━━━ Listing

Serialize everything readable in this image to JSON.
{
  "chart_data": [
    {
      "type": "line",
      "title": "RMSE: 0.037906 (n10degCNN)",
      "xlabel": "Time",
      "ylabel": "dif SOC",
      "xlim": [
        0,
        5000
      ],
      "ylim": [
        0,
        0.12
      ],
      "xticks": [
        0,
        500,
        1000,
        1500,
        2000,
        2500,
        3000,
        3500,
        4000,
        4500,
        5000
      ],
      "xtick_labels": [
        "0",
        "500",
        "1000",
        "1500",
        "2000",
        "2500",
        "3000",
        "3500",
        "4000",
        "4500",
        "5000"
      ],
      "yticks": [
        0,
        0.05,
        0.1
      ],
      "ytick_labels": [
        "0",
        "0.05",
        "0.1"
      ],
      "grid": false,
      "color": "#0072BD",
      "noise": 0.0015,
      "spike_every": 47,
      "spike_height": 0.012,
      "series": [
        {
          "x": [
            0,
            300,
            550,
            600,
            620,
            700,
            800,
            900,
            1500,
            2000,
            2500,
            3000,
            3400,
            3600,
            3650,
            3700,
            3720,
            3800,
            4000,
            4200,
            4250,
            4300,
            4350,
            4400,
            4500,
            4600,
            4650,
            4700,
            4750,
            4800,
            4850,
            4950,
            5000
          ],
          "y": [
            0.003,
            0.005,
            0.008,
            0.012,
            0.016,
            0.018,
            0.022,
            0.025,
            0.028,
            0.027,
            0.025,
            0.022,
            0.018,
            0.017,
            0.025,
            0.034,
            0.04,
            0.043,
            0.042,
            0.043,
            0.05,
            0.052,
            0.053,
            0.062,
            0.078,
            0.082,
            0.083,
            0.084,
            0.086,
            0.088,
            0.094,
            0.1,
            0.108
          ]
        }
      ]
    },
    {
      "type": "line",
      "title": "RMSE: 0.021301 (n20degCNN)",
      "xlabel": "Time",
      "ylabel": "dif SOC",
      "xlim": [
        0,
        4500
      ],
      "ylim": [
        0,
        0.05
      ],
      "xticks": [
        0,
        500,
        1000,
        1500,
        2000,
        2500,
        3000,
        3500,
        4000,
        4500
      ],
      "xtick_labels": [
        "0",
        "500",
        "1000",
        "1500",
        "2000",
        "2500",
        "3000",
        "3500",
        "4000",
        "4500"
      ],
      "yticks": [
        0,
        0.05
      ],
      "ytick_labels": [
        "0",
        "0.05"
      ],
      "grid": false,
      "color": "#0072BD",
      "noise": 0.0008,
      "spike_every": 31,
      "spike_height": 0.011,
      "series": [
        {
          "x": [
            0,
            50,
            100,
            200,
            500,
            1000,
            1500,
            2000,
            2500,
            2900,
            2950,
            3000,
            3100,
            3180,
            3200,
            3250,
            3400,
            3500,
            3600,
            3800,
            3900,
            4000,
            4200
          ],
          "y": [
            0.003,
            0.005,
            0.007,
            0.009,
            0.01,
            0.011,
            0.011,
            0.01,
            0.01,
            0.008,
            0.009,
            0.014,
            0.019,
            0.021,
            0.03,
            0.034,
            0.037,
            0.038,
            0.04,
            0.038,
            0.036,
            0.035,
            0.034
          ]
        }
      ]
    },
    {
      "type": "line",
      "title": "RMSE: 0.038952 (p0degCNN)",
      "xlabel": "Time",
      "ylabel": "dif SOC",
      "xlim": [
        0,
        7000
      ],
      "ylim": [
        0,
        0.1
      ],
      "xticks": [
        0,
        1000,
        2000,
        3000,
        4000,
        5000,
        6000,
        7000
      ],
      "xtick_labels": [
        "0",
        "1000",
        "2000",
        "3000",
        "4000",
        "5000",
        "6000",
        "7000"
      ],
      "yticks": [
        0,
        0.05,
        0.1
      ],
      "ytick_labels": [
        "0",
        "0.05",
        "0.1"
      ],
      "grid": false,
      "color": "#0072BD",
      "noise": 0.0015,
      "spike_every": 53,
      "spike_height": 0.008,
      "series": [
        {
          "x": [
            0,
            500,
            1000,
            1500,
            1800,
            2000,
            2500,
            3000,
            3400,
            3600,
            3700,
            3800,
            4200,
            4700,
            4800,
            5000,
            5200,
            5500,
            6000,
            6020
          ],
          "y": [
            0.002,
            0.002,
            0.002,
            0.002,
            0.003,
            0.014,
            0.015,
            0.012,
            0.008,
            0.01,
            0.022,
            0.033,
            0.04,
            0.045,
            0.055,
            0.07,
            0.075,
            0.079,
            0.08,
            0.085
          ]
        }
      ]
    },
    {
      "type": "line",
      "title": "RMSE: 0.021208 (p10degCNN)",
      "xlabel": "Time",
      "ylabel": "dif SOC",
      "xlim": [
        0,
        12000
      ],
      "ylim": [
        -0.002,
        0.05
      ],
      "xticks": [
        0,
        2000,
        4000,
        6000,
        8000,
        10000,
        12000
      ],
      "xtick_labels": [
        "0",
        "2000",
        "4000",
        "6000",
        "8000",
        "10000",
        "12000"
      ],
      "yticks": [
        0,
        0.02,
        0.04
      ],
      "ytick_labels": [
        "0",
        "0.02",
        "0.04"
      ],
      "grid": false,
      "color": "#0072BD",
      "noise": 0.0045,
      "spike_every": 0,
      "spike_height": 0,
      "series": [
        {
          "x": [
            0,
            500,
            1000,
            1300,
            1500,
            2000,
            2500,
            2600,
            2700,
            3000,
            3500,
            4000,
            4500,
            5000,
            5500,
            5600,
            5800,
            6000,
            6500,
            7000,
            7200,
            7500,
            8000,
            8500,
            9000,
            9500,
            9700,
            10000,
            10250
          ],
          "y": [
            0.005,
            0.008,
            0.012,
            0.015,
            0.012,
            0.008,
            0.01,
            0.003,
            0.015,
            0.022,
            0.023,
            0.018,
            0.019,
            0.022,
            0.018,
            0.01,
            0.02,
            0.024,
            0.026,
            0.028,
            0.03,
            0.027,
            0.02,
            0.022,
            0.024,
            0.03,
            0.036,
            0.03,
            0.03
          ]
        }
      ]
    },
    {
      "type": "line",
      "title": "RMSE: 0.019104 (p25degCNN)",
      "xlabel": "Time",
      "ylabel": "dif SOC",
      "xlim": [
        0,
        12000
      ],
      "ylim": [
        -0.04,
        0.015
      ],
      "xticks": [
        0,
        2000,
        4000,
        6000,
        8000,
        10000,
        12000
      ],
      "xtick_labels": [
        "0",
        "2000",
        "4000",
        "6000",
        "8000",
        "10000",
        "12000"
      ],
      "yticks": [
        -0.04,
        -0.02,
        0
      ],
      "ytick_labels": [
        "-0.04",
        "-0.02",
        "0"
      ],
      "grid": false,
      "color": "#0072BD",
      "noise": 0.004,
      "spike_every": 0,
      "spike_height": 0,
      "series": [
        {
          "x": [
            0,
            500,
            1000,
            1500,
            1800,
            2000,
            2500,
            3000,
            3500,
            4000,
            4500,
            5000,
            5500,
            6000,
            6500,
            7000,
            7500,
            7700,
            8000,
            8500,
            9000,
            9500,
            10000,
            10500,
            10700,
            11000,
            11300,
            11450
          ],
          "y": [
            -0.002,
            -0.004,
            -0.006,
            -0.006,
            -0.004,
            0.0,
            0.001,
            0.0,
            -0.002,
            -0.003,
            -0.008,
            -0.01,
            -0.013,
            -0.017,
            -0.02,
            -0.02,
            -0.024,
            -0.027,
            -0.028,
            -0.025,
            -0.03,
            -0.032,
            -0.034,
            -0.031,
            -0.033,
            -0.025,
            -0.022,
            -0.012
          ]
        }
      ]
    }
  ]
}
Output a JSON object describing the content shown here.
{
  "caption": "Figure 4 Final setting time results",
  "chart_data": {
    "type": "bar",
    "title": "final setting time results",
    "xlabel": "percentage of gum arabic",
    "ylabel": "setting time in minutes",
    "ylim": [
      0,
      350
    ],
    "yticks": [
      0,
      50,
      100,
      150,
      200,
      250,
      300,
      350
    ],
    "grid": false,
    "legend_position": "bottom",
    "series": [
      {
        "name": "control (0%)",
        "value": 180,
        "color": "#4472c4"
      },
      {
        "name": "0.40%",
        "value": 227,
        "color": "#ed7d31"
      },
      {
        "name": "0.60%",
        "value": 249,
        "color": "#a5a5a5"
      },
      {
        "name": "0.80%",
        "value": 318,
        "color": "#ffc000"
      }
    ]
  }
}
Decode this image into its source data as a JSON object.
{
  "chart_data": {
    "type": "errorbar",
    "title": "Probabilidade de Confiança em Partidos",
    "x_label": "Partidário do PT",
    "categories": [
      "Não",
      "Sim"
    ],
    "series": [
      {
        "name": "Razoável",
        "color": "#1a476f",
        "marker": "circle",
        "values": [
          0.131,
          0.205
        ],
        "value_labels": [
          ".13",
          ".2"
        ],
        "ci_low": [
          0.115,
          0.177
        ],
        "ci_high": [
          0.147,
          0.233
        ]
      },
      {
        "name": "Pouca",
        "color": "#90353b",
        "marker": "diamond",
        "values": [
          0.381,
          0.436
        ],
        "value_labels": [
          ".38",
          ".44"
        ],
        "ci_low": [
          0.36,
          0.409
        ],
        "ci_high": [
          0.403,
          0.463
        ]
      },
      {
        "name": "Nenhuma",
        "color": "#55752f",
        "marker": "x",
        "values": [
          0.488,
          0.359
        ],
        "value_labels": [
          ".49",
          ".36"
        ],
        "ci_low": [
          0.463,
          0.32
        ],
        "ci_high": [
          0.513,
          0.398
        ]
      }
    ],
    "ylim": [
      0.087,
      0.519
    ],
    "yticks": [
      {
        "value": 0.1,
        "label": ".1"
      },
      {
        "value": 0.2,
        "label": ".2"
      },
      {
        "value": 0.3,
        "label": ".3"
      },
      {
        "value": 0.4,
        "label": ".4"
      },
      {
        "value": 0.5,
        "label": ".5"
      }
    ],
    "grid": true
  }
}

━━━━━━

(Goal of the exercise): Pick out the lines above that hold the string "object" and show them.

(Written solution):
Output a JSON object describing the content shown here.
Decode this image into its source data as a JSON object.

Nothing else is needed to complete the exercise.